--- start Stored data ---

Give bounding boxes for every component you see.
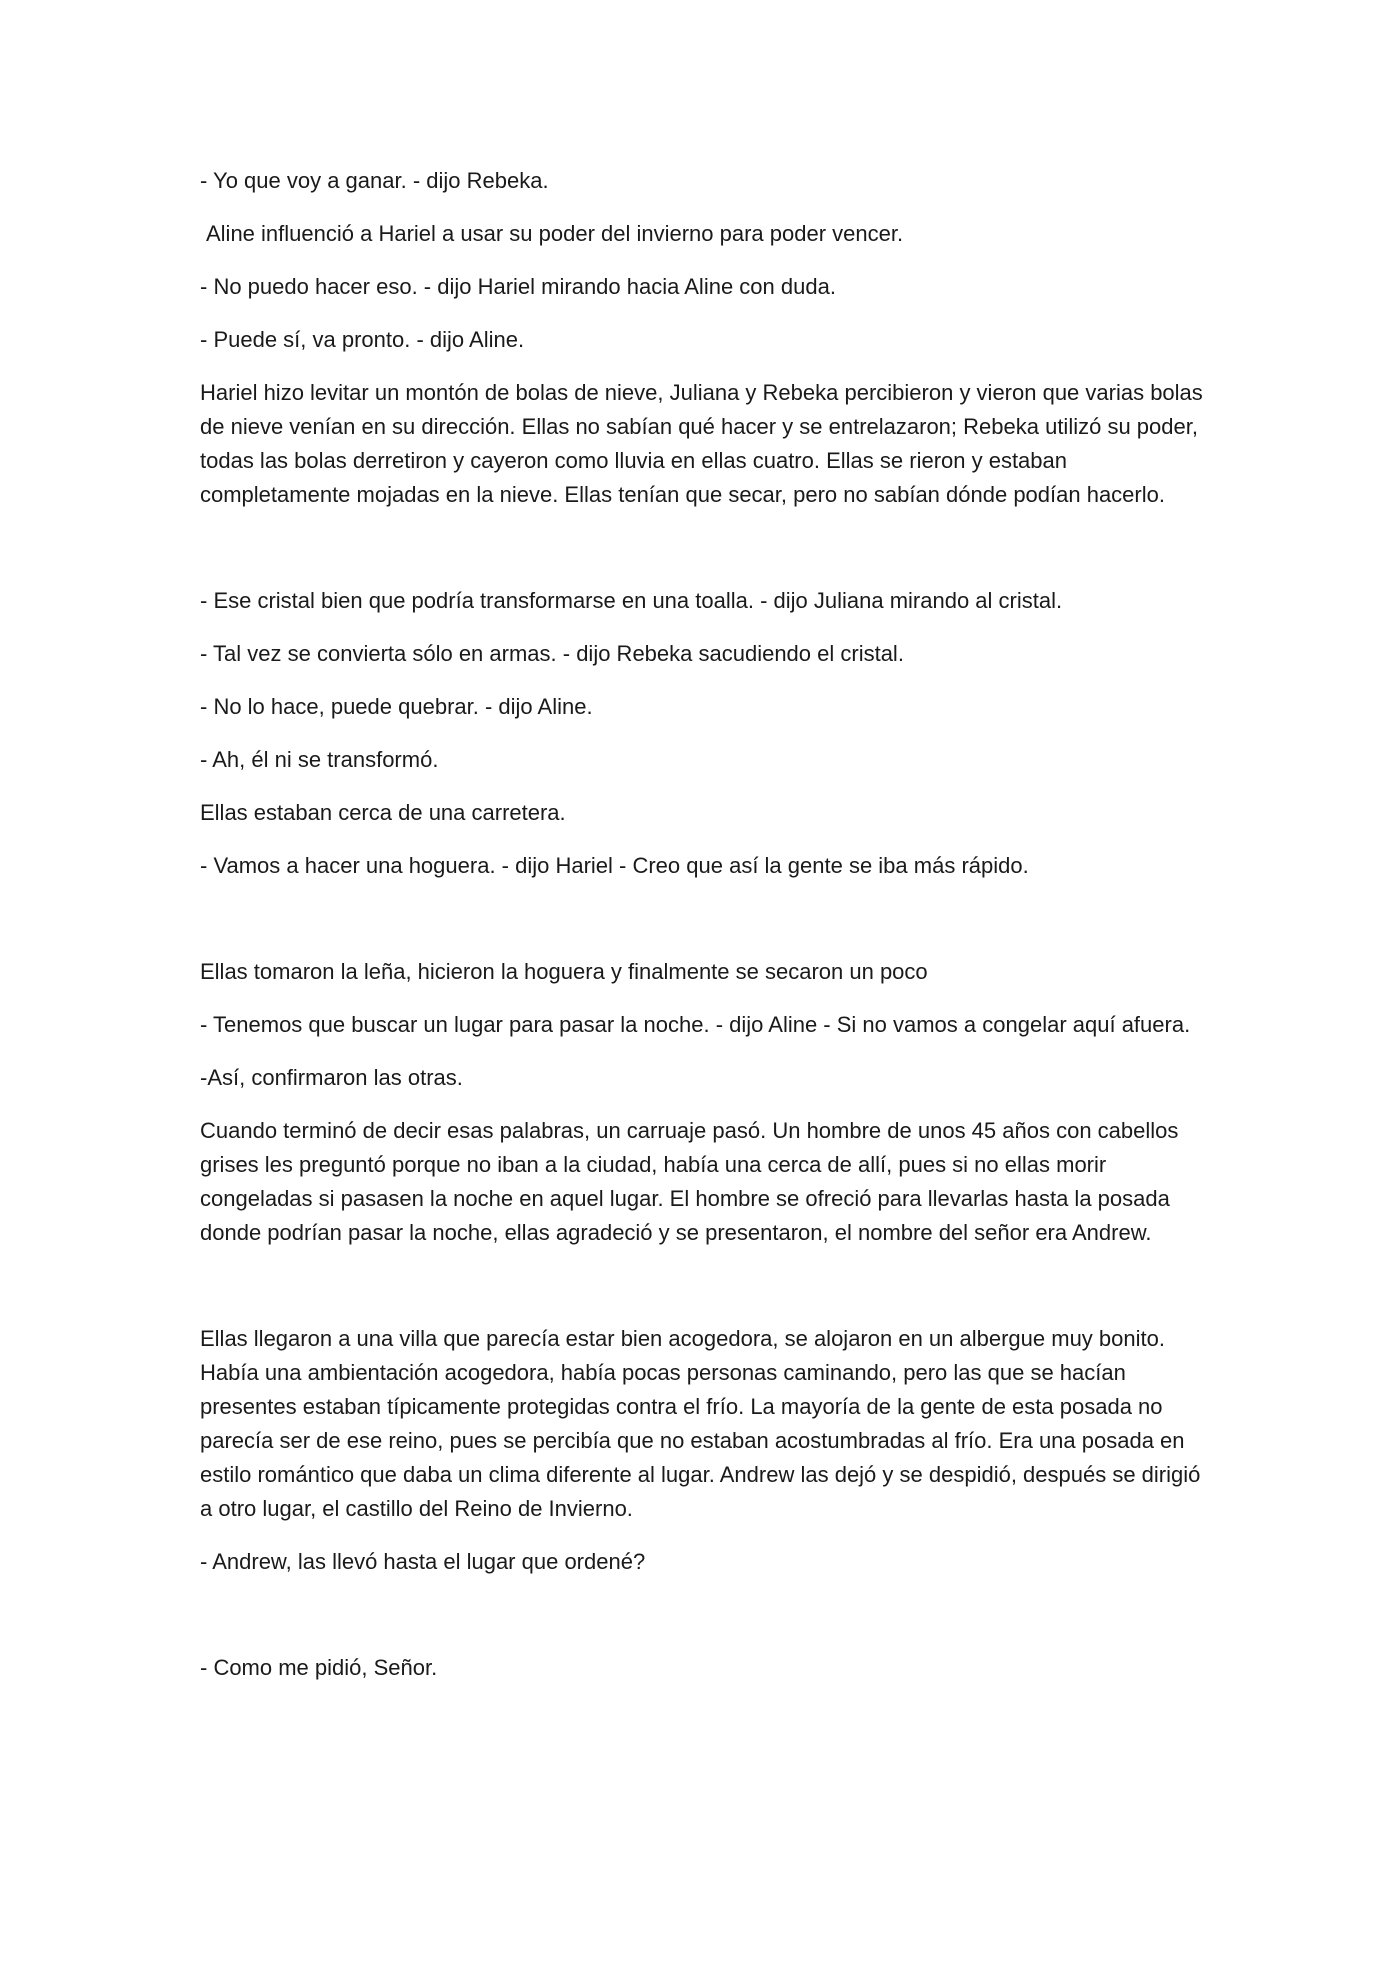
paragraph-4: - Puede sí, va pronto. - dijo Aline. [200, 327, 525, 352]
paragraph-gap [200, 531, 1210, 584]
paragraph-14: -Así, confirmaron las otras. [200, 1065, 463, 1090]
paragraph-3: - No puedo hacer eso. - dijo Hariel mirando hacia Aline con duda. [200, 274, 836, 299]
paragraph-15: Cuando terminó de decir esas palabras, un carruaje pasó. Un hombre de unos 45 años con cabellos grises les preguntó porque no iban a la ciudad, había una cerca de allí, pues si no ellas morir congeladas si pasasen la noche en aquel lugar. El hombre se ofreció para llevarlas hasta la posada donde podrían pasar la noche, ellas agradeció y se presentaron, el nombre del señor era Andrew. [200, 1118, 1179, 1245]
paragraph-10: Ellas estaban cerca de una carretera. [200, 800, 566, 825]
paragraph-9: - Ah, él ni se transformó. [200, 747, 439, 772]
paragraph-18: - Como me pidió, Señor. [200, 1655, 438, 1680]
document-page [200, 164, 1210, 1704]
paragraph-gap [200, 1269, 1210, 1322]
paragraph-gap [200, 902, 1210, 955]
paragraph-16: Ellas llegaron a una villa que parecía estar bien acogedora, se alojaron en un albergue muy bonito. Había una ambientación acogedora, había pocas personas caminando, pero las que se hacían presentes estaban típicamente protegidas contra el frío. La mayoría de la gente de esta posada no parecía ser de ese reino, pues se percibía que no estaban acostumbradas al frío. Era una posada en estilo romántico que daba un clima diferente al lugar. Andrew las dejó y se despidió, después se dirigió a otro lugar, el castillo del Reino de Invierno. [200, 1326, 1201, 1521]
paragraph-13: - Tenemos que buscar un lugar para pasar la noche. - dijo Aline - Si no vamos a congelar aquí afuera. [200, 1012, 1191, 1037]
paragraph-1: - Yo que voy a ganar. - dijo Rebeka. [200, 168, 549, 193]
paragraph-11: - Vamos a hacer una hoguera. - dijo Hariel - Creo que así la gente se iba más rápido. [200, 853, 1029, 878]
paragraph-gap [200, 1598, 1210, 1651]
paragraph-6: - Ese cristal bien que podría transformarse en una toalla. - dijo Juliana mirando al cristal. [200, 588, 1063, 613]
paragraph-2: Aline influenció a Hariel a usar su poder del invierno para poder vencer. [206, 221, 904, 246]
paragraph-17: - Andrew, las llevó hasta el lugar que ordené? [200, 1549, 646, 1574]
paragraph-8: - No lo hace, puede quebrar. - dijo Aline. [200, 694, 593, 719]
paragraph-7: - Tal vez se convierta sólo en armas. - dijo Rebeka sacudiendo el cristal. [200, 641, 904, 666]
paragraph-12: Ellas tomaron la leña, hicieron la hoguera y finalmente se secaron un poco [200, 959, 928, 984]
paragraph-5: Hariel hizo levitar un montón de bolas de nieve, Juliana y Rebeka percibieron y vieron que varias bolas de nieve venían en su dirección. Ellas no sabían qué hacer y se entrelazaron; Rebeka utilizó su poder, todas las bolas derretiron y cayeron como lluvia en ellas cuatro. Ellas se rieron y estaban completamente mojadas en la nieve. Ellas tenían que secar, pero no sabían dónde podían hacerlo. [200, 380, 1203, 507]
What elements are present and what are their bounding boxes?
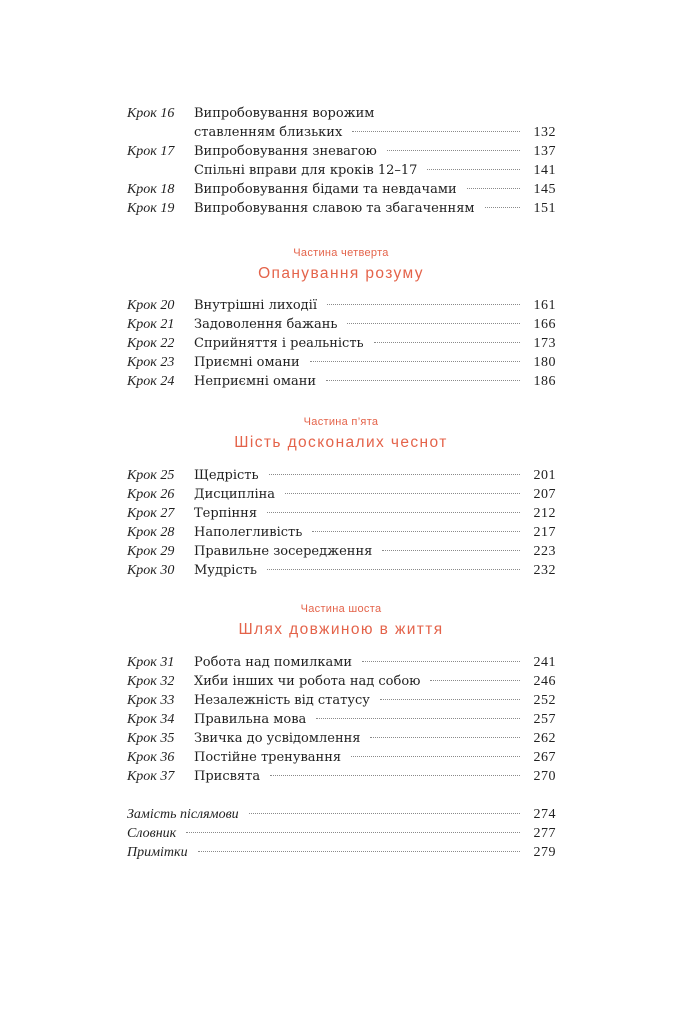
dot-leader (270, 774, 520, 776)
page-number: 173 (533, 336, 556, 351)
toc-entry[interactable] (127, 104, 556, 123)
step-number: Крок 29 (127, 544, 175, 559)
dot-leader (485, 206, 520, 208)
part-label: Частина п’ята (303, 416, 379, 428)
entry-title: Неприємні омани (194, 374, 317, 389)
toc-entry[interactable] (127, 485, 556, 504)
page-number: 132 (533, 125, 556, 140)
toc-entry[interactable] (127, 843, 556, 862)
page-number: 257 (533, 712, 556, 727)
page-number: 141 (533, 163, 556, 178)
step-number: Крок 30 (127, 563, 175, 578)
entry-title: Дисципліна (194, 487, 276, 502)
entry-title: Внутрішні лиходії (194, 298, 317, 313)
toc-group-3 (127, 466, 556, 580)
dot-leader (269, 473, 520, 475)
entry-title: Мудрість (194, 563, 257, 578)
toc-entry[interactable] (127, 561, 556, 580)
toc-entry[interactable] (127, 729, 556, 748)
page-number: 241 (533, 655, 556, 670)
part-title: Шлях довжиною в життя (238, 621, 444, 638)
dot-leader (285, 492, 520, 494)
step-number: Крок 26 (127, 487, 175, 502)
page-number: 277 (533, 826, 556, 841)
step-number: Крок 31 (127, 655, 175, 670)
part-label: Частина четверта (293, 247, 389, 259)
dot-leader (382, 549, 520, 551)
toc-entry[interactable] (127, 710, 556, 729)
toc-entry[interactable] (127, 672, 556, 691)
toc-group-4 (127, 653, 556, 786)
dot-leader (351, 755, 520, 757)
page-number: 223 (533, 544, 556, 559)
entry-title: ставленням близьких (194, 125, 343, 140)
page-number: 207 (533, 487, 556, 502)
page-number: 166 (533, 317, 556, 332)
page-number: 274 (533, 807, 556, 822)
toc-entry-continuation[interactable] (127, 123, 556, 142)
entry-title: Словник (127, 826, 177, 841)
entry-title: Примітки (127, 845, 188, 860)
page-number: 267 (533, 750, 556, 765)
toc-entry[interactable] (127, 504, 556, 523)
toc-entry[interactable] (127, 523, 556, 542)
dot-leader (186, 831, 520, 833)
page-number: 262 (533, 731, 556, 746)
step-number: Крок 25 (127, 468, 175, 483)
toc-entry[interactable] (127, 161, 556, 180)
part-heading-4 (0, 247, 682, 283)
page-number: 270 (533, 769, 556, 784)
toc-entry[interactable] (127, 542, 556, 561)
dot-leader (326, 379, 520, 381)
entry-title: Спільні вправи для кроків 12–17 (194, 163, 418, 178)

--- end Stored data ---

■ Short exercise:
Report every line in the entries above that contains the string "part", copying each one in full.

■ Worked solution:
part-label: Частина п’ята (303, 416, 379, 428)
part-title: Шлях довжиною в життя (238, 621, 444, 638)
part-label: Частина четверта (293, 247, 389, 259)
part-heading-4 (0, 247, 682, 283)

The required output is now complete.